#### What the task asks
Restate, word for word, all of the material shown below.
>> START
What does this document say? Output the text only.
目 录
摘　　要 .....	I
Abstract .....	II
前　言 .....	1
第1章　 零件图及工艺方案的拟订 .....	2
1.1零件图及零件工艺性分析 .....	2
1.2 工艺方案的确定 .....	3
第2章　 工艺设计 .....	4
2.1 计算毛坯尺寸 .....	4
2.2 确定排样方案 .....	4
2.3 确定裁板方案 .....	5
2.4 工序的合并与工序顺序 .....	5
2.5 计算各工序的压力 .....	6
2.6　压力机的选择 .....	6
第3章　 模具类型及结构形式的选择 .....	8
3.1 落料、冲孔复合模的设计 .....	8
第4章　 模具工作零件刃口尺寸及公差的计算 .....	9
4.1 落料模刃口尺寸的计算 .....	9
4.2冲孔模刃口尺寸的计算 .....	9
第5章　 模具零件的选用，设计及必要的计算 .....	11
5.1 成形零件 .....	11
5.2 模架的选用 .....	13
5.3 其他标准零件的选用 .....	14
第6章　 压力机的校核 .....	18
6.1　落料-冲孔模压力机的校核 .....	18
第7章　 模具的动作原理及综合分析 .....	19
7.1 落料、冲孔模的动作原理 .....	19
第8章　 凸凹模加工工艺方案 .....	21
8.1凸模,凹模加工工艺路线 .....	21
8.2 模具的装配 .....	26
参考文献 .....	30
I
>> END
#### Problem solution
What does this document say? Output the text only.
目 录
摘　　要 .....	I
Abstract .....	II
前　言 .....	1
第1章　 零件图及工艺方案的拟订 .....	2
1.1零件图及零件工艺性分析 .....	2
1.2 工艺方案的确定 .....	3
第2章　 工艺设计 .....	4
2.1 计算毛坯尺寸 .....	4
2.2 确定排样方案 .....	4
2.3 确定裁板方案 .....	5
2.4 工序的合并与工序顺序 .....	5
2.5 计算各工序的压力 .....	6
2.6　压力机的选择 .....	6
第3章　 模具类型及结构形式的选择 .....	8
3.1 落料、冲孔复合模的设计 .....	8
第4章　 模具工作零件刃口尺寸及公差的计算 .....	9
4.1 落料模刃口尺寸的计算 .....	9
4.2冲孔模刃口尺寸的计算 .....	9
第5章　 模具零件的选用，设计及必要的计算 .....	11
5.1 成形零件 .....	11
5.2 模架的选用 .....	13
5.3 其他标准零件的选用 .....	14
第6章　 压力机的校核 .....	18
6.1　落料-冲孔模压力机的校核 .....	18
第7章　 模具的动作原理及综合分析 .....	19
7.1 落料、冲孔模的动作原理 .....	19
第8章　 凸凹模加工工艺方案 .....	21
8.1凸模,凹模加工工艺路线 .....	21
8.2 模具的装配 .....	26
参考文献 .....	30
I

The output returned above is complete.